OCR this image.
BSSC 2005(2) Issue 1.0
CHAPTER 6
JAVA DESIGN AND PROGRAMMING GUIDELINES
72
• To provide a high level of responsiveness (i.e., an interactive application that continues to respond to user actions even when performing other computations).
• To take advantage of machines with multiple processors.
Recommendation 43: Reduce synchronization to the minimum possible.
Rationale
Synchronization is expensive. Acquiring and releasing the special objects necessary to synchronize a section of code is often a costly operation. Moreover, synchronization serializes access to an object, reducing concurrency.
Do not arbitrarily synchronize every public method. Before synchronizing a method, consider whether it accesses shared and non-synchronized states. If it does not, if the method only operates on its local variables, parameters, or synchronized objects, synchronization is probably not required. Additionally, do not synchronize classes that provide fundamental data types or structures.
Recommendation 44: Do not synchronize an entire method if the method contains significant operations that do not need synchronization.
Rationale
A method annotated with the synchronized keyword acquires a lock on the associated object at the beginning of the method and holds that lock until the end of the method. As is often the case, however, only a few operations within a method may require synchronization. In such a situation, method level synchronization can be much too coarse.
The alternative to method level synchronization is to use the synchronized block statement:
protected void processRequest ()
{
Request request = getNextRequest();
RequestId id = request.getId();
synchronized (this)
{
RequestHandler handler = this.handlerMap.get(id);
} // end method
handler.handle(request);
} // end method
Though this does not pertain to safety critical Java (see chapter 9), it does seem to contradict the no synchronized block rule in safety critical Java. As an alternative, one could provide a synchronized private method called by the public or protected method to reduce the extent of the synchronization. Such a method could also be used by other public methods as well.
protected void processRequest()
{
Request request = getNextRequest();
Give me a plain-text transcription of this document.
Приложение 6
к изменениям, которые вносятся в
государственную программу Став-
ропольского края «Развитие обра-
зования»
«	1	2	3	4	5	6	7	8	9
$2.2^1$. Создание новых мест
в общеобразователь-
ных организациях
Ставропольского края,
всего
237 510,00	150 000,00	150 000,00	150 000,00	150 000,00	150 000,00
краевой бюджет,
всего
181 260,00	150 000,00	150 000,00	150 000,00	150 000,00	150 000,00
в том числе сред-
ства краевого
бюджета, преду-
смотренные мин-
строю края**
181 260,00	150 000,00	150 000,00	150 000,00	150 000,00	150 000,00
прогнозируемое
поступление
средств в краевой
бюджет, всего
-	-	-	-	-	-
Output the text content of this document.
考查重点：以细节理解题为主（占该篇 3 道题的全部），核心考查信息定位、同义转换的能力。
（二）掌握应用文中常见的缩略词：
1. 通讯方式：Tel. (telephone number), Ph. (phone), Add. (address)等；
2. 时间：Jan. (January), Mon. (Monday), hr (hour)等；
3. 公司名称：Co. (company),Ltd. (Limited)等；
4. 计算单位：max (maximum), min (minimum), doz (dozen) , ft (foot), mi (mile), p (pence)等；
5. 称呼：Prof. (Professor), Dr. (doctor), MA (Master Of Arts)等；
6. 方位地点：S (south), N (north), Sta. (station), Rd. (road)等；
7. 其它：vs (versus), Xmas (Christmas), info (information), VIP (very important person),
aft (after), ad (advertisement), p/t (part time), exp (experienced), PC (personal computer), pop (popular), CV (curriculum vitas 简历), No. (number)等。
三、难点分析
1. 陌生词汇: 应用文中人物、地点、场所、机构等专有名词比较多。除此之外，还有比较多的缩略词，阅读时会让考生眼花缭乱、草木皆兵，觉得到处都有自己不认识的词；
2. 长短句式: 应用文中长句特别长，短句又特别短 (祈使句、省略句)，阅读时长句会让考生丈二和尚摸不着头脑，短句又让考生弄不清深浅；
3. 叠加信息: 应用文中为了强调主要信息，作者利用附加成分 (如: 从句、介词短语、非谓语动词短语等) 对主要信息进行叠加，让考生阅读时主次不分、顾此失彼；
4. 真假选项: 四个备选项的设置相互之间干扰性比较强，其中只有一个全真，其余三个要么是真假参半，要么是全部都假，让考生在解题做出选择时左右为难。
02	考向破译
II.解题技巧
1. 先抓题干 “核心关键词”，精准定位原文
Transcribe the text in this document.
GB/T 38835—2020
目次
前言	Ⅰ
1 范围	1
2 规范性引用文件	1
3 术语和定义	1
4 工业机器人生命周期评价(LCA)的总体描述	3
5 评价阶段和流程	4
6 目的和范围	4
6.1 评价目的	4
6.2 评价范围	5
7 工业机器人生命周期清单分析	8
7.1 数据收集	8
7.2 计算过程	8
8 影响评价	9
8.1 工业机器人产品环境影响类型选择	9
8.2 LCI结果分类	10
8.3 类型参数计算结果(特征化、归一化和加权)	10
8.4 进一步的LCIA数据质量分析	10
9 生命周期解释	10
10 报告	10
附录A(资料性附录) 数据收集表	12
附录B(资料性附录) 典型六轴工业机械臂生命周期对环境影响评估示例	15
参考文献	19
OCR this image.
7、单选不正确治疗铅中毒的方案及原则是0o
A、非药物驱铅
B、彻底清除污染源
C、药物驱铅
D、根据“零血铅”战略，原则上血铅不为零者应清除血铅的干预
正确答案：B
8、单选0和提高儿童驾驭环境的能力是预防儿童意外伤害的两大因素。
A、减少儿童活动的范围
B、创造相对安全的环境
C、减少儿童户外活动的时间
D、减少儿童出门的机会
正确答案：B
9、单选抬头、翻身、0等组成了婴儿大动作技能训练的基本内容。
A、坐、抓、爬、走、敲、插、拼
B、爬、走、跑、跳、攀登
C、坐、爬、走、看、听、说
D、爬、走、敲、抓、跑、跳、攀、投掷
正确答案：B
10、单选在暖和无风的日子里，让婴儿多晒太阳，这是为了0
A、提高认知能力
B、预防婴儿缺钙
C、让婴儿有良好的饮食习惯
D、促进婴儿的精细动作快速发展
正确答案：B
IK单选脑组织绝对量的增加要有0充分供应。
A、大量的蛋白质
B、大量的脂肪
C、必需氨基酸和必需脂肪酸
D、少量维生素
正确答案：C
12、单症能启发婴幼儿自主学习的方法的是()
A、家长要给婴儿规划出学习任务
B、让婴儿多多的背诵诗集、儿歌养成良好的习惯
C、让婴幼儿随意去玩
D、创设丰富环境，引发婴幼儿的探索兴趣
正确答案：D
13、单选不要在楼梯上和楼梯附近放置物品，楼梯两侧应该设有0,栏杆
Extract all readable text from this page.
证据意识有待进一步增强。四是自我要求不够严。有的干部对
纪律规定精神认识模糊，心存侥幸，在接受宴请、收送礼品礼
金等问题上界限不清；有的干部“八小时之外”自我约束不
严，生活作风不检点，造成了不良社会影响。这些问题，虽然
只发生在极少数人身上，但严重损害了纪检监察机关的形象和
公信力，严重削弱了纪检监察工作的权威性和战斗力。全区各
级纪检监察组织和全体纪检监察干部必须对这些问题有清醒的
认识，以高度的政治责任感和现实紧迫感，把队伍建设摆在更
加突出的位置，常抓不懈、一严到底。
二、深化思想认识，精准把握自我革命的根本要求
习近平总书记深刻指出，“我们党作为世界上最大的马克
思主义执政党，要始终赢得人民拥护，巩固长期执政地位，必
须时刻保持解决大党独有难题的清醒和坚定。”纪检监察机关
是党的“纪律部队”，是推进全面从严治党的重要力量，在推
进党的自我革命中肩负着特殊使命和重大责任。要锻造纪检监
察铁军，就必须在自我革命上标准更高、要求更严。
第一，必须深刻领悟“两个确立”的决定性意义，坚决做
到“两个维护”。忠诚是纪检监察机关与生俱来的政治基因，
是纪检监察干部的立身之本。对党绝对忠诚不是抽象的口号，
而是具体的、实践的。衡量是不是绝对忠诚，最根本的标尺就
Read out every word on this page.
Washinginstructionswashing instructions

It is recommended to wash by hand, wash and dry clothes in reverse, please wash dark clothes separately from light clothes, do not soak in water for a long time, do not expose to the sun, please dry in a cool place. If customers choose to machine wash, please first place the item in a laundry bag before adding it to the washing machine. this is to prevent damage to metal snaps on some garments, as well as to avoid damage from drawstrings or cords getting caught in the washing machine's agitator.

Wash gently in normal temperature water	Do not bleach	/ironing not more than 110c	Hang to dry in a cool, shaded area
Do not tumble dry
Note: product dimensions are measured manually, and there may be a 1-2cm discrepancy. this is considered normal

+ + + + + + +

## Short task
Reproduce the lines from the one containing "Read out every word on this page." to the end of the entries, keeping both ends and adding nothing.

## Written answer
Read out every word on this page.
Washinginstructionswashing instructions

It is recommended to wash by hand, wash and dry clothes in reverse, please wash dark clothes separately from light clothes, do not soak in water for a long time, do not expose to the sun, please dry in a cool place. If customers choose to machine wash, please first place the item in a laundry bag before adding it to the washing machine. this is to prevent damage to metal snaps on some garments, as well as to avoid damage from drawstrings or cords getting caught in the washing machine's agitator.

Wash gently in normal temperature water	Do not bleach	/ironing not more than 110c	Hang to dry in a cool, shaded area
Do not tumble dry
Note: product dimensions are measured manually, and there may be a 1-2cm discrepancy. this is considered normal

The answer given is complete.